- _WHAT YOU SHOULD DO_
Filter the records below for the word "منطقة". Copy each line that holds it.

- _INPUT RECORDS_

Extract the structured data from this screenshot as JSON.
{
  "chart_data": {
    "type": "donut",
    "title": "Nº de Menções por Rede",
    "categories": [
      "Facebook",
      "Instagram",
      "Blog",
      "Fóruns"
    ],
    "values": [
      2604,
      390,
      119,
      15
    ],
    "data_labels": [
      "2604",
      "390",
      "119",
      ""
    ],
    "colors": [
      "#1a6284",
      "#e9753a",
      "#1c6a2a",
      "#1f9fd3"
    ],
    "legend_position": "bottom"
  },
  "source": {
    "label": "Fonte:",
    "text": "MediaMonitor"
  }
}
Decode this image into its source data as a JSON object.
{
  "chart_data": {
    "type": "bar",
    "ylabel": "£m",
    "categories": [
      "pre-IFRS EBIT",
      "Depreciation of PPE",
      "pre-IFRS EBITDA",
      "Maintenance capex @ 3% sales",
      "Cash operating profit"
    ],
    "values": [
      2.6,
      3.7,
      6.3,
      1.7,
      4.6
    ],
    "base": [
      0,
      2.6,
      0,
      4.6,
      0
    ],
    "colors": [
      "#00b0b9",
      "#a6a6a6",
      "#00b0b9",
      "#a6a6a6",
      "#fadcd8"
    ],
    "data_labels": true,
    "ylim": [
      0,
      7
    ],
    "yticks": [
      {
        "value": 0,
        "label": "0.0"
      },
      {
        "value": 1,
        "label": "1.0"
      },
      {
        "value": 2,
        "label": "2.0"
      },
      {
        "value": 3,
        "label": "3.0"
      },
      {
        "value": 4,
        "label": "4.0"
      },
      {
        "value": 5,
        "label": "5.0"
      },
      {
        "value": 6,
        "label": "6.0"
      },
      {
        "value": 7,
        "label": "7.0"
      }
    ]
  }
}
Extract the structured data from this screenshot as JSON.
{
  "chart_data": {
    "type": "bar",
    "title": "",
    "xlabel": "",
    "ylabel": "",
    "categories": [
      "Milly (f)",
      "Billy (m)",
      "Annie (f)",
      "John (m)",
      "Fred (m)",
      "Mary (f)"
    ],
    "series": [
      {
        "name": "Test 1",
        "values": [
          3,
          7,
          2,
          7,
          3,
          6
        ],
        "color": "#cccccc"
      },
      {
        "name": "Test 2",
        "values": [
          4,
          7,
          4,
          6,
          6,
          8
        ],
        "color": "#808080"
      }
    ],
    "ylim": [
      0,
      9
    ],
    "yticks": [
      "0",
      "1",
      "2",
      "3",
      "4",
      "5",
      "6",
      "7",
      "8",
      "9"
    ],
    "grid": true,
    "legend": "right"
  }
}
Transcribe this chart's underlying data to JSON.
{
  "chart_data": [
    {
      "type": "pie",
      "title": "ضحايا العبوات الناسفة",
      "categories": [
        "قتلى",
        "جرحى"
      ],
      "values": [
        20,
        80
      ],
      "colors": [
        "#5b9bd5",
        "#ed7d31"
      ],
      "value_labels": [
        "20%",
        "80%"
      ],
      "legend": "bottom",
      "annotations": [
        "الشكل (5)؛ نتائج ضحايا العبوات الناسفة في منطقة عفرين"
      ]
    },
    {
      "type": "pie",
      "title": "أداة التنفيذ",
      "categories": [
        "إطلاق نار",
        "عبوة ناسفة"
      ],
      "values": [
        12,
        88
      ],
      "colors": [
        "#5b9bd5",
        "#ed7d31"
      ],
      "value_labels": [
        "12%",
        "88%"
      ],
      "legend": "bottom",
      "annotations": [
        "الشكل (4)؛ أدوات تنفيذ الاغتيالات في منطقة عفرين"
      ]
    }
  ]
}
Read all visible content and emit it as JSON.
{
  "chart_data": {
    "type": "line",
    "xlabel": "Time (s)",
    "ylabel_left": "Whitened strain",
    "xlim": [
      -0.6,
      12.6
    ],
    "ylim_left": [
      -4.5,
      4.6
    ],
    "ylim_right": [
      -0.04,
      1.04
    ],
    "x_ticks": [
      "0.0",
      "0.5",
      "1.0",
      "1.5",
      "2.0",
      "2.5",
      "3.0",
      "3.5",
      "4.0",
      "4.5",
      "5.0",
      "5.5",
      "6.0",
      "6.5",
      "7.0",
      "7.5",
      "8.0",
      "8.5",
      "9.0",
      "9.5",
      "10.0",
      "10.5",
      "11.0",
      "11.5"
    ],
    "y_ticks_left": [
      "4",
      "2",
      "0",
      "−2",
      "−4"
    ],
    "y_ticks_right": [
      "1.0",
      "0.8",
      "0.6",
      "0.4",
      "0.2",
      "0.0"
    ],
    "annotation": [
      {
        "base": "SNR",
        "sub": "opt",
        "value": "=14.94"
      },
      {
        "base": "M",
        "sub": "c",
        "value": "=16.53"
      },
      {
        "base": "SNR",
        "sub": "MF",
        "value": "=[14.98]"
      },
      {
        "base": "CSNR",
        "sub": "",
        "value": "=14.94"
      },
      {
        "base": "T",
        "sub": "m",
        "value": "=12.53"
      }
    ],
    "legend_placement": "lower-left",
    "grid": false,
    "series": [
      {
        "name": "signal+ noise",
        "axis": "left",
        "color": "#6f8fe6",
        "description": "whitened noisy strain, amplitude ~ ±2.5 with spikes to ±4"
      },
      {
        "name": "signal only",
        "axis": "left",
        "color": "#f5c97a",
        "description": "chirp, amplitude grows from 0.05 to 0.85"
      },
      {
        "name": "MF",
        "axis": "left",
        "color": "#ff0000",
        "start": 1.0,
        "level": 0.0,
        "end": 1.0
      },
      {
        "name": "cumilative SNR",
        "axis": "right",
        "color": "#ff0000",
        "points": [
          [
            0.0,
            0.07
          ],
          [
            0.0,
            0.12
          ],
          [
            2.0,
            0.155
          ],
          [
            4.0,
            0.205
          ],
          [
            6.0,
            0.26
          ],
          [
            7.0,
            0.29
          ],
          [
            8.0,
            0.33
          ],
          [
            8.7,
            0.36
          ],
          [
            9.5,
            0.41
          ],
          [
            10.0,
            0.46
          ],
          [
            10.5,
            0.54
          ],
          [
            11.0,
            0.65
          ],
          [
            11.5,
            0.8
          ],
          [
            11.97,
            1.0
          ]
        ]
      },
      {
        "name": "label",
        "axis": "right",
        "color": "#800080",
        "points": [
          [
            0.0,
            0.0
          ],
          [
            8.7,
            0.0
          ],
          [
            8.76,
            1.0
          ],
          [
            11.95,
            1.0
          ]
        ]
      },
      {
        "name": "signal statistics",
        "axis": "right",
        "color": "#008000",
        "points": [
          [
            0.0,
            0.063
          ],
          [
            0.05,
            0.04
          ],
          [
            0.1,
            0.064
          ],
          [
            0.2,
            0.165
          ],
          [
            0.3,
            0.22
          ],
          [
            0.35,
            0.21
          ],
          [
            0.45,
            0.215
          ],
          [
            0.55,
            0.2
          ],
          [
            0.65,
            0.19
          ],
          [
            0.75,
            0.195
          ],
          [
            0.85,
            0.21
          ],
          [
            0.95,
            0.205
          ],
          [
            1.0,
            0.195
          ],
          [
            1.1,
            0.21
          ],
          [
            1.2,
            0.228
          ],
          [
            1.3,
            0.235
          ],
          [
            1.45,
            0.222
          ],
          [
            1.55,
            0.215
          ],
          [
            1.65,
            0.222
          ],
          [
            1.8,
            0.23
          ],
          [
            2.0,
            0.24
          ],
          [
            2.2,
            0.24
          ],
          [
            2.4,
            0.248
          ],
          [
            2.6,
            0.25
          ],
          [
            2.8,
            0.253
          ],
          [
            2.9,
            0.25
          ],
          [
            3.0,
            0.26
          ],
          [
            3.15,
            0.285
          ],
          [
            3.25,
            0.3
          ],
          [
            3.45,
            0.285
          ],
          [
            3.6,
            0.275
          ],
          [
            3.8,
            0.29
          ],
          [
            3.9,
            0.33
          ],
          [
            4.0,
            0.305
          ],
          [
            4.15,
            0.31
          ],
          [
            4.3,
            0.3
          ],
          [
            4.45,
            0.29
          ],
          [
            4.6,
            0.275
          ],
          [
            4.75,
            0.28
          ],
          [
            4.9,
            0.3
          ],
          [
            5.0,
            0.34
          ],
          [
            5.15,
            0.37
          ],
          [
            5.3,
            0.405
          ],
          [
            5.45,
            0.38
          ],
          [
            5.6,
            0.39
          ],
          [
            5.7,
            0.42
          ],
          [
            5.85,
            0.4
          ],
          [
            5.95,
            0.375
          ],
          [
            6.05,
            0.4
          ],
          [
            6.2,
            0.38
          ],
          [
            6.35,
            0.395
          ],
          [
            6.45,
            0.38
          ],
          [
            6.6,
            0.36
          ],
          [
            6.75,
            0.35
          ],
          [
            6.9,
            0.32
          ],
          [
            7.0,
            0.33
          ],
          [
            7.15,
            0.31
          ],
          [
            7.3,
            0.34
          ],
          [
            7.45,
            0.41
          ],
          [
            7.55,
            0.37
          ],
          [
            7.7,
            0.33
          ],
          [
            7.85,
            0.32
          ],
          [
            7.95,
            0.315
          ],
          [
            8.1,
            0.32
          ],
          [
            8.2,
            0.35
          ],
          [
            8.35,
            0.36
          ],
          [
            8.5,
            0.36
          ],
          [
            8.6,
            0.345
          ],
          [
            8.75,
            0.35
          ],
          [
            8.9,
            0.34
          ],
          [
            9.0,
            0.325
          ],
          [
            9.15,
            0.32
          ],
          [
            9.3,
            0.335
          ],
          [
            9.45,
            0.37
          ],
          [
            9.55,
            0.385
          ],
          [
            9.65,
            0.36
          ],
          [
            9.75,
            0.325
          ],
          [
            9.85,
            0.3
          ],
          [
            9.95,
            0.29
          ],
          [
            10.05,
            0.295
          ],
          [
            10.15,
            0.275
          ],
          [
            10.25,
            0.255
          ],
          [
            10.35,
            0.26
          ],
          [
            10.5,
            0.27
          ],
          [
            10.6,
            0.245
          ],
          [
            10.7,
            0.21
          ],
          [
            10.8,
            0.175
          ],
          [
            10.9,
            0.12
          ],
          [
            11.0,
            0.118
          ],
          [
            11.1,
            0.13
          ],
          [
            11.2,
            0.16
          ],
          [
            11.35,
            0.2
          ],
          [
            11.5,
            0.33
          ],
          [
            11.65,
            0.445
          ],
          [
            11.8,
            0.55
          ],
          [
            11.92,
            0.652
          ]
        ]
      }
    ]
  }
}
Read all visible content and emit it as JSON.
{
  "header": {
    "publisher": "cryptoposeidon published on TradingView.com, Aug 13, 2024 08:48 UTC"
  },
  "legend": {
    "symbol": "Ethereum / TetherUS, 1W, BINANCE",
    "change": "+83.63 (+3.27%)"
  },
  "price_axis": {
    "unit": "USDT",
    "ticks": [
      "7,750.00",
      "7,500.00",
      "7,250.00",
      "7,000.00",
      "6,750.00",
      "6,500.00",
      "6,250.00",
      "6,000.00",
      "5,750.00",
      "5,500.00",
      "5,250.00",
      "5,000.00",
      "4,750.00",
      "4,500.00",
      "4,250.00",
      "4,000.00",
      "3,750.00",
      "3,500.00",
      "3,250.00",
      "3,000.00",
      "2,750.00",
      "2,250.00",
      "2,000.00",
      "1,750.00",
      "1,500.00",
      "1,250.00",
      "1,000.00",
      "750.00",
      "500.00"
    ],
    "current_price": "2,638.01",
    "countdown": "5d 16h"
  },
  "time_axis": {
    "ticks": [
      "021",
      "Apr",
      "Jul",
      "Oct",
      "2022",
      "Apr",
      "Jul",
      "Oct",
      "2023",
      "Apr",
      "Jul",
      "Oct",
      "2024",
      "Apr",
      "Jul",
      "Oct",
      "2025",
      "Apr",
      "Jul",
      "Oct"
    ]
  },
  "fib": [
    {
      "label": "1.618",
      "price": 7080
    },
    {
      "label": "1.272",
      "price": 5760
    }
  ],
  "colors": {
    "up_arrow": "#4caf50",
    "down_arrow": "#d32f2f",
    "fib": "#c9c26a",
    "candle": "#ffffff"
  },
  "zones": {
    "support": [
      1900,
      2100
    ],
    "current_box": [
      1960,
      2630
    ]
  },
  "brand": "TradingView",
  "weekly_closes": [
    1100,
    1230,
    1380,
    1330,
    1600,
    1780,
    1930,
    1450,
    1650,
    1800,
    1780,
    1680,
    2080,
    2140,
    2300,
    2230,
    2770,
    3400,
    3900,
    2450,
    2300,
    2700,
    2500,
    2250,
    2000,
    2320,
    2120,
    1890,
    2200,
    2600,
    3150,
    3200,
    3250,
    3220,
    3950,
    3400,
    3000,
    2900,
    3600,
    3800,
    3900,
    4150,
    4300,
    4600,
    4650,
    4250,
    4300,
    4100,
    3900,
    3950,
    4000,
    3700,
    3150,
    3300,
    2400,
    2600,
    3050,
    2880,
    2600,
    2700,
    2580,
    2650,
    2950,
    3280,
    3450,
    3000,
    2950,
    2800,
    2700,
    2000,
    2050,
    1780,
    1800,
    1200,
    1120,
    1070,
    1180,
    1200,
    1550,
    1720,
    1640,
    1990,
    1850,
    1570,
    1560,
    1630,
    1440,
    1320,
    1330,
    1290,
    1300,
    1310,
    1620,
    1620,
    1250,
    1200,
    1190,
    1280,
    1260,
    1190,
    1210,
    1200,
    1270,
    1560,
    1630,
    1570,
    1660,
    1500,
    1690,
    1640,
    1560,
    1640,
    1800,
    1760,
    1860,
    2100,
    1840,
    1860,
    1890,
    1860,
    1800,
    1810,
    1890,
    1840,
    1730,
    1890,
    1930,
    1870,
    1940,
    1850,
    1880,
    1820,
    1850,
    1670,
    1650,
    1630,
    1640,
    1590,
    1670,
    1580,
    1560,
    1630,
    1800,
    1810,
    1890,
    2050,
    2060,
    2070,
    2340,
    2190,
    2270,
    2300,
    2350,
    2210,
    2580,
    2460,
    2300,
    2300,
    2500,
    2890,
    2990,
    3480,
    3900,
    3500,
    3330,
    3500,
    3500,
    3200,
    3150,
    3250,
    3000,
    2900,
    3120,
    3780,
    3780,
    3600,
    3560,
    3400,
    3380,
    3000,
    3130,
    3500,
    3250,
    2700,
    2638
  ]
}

- _RESPONSE FOR THIS EXERCISE_
        "الشكل (5)؛ نتائج ضحايا العبوات الناسفة في منطقة عفرين"
        "الشكل (4)؛ أدوات تنفيذ الاغتيالات في منطقة عفرين"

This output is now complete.